● **Task brief**: Repeat the records below exactly as they appear.

● **Records provided**:
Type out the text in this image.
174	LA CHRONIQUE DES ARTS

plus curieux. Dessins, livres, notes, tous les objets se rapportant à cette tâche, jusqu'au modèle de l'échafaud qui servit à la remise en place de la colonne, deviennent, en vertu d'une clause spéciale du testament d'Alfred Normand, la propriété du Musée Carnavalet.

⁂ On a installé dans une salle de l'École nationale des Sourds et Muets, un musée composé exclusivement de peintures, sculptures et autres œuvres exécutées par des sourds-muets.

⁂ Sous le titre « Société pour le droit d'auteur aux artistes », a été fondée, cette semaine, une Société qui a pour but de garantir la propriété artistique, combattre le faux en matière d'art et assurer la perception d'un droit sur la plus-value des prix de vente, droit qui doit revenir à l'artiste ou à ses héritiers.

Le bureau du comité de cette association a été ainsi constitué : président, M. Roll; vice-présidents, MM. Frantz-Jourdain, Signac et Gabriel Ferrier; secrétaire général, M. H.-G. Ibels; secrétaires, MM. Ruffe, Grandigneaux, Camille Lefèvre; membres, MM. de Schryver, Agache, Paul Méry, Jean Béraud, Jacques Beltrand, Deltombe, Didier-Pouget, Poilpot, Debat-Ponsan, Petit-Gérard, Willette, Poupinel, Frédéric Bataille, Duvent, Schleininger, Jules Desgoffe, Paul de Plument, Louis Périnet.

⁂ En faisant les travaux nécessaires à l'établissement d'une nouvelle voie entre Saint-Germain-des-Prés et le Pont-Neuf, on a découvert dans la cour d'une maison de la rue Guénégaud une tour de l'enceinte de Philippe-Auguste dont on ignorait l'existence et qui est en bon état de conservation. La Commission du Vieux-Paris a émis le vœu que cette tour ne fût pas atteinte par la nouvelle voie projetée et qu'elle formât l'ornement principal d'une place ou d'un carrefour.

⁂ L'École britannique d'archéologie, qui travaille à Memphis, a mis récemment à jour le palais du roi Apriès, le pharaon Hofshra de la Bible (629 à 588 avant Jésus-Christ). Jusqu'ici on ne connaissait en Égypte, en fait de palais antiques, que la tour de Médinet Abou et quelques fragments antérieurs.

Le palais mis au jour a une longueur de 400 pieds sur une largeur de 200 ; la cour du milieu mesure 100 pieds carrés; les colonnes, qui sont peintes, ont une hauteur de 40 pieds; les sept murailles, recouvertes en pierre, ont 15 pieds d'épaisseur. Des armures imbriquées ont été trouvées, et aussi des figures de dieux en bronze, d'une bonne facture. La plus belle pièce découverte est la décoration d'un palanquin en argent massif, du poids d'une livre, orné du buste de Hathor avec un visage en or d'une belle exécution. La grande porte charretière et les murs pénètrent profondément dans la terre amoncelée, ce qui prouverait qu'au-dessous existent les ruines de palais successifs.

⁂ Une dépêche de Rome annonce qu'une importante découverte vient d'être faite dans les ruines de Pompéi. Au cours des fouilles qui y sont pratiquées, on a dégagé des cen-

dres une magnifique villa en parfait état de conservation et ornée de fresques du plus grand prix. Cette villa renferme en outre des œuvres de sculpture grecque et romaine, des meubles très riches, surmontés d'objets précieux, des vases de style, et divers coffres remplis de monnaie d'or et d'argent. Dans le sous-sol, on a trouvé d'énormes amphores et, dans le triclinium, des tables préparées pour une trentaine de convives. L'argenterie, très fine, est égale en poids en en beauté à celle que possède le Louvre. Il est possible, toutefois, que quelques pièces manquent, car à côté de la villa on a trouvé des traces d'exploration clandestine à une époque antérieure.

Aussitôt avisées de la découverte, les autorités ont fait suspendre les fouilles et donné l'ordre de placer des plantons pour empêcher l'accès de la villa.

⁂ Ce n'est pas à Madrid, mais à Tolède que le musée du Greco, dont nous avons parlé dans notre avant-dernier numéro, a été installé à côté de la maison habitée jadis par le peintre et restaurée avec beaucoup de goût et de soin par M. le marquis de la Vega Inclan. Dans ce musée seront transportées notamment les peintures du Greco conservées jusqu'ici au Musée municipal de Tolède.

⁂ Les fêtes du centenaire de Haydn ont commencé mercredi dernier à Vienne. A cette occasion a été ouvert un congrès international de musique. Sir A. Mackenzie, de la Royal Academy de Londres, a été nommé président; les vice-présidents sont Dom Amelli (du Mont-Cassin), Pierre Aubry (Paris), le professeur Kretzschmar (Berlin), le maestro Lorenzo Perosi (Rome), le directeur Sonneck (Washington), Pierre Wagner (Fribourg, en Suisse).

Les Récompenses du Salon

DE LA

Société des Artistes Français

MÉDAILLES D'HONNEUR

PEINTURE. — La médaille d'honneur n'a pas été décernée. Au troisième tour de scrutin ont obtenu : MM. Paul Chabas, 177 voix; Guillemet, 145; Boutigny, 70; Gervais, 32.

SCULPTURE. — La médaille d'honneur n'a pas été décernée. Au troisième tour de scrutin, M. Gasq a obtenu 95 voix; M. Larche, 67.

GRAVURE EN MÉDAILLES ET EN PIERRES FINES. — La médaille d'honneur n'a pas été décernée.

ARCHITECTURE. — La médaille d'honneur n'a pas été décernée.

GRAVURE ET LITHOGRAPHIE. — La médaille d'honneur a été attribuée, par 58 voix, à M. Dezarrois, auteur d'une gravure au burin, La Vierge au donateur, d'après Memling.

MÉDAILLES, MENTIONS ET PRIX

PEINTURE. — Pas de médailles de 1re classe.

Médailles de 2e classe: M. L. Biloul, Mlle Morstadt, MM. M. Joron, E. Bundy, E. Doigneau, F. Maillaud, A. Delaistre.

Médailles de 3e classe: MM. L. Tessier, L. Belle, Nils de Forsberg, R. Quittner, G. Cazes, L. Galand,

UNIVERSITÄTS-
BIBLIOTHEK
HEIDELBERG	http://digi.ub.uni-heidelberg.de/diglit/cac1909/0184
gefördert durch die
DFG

● **Correct response**:
Type out the text in this image.
174	LA CHRONIQUE DES ARTS

plus curieux. Dessins, livres, notes, tous les objets se rapportant à cette tâche, jusqu'au modèle de l'échafaud qui servit à la remise en place de la colonne, deviennent, en vertu d'une clause spéciale du testament d'Alfred Normand, la propriété du Musée Carnavalet.

⁂ On a installé dans une salle de l'École nationale des Sourds et Muets, un musée composé exclusivement de peintures, sculptures et autres œuvres exécutées par des sourds-muets.

⁂ Sous le titre « Société pour le droit d'auteur aux artistes », a été fondée, cette semaine, une Société qui a pour but de garantir la propriété artistique, combattre le faux en matière d'art et assurer la perception d'un droit sur la plus-value des prix de vente, droit qui doit revenir à l'artiste ou à ses héritiers.

Le bureau du comité de cette association a été ainsi constitué : président, M. Roll; vice-présidents, MM. Frantz-Jourdain, Signac et Gabriel Ferrier; secrétaire général, M. H.-G. Ibels; secrétaires, MM. Ruffe, Grandigneaux, Camille Lefèvre; membres, MM. de Schryver, Agache, Paul Méry, Jean Béraud, Jacques Beltrand, Deltombe, Didier-Pouget, Poilpot, Debat-Ponsan, Petit-Gérard, Willette, Poupinel, Frédéric Bataille, Duvent, Schleininger, Jules Desgoffe, Paul de Plument, Louis Périnet.

⁂ En faisant les travaux nécessaires à l'établissement d'une nouvelle voie entre Saint-Germain-des-Prés et le Pont-Neuf, on a découvert dans la cour d'une maison de la rue Guénégaud une tour de l'enceinte de Philippe-Auguste dont on ignorait l'existence et qui est en bon état de conservation. La Commission du Vieux-Paris a émis le vœu que cette tour ne fût pas atteinte par la nouvelle voie projetée et qu'elle formât l'ornement principal d'une place ou d'un carrefour.

⁂ L'École britannique d'archéologie, qui travaille à Memphis, a mis récemment à jour le palais du roi Apriès, le pharaon Hofshra de la Bible (629 à 588 avant Jésus-Christ). Jusqu'ici on ne connaissait en Égypte, en fait de palais antiques, que la tour de Médinet Abou et quelques fragments antérieurs.

Le palais mis au jour a une longueur de 400 pieds sur une largeur de 200 ; la cour du milieu mesure 100 pieds carrés; les colonnes, qui sont peintes, ont une hauteur de 40 pieds; les sept murailles, recouvertes en pierre, ont 15 pieds d'épaisseur. Des armures imbriquées ont été trouvées, et aussi des figures de dieux en bronze, d'une bonne facture. La plus belle pièce découverte est la décoration d'un palanquin en argent massif, du poids d'une livre, orné du buste de Hathor avec un visage en or d'une belle exécution. La grande porte charretière et les murs pénètrent profondément dans la terre amoncelée, ce qui prouverait qu'au-dessous existent les ruines de palais successifs.

⁂ Une dépêche de Rome annonce qu'une importante découverte vient d'être faite dans les ruines de Pompéi. Au cours des fouilles qui y sont pratiquées, on a dégagé des cen-

dres une magnifique villa en parfait état de conservation et ornée de fresques du plus grand prix. Cette villa renferme en outre des œuvres de sculpture grecque et romaine, des meubles très riches, surmontés d'objets précieux, des vases de style, et divers coffres remplis de monnaie d'or et d'argent. Dans le sous-sol, on a trouvé d'énormes amphores et, dans le triclinium, des tables préparées pour une trentaine de convives. L'argenterie, très fine, est égale en poids en en beauté à celle que possède le Louvre. Il est possible, toutefois, que quelques pièces manquent, car à côté de la villa on a trouvé des traces d'exploration clandestine à une époque antérieure.

Aussitôt avisées de la découverte, les autorités ont fait suspendre les fouilles et donné l'ordre de placer des plantons pour empêcher l'accès de la villa.

⁂ Ce n'est pas à Madrid, mais à Tolède que le musée du Greco, dont nous avons parlé dans notre avant-dernier numéro, a été installé à côté de la maison habitée jadis par le peintre et restaurée avec beaucoup de goût et de soin par M. le marquis de la Vega Inclan. Dans ce musée seront transportées notamment les peintures du Greco conservées jusqu'ici au Musée municipal de Tolède.

⁂ Les fêtes du centenaire de Haydn ont commencé mercredi dernier à Vienne. A cette occasion a été ouvert un congrès international de musique. Sir A. Mackenzie, de la Royal Academy de Londres, a été nommé président; les vice-présidents sont Dom Amelli (du Mont-Cassin), Pierre Aubry (Paris), le professeur Kretzschmar (Berlin), le maestro Lorenzo Perosi (Rome), le directeur Sonneck (Washington), Pierre Wagner (Fribourg, en Suisse).

Les Récompenses du Salon

DE LA

Société des Artistes Français

MÉDAILLES D'HONNEUR

PEINTURE. — La médaille d'honneur n'a pas été décernée. Au troisième tour de scrutin ont obtenu : MM. Paul Chabas, 177 voix; Guillemet, 145; Boutigny, 70; Gervais, 32.

SCULPTURE. — La médaille d'honneur n'a pas été décernée. Au troisième tour de scrutin, M. Gasq a obtenu 95 voix; M. Larche, 67.

GRAVURE EN MÉDAILLES ET EN PIERRES FINES. — La médaille d'honneur n'a pas été décernée.

ARCHITECTURE. — La médaille d'honneur n'a pas été décernée.

GRAVURE ET LITHOGRAPHIE. — La médaille d'honneur a été attribuée, par 58 voix, à M. Dezarrois, auteur d'une gravure au burin, La Vierge au donateur, d'après Memling.

MÉDAILLES, MENTIONS ET PRIX

PEINTURE. — Pas de médailles de 1re classe.

Médailles de 2e classe: M. L. Biloul, Mlle Morstadt, MM. M. Joron, E. Bundy, E. Doigneau, F. Maillaud, A. Delaistre.

Médailles de 3e classe: MM. L. Tessier, L. Belle, Nils de Forsberg, R. Quittner, G. Cazes, L. Galand,

UNIVERSITÄTS-
BIBLIOTHEK
HEIDELBERG	http://digi.ub.uni-heidelberg.de/diglit/cac1909/0184
gefördert durch die
DFG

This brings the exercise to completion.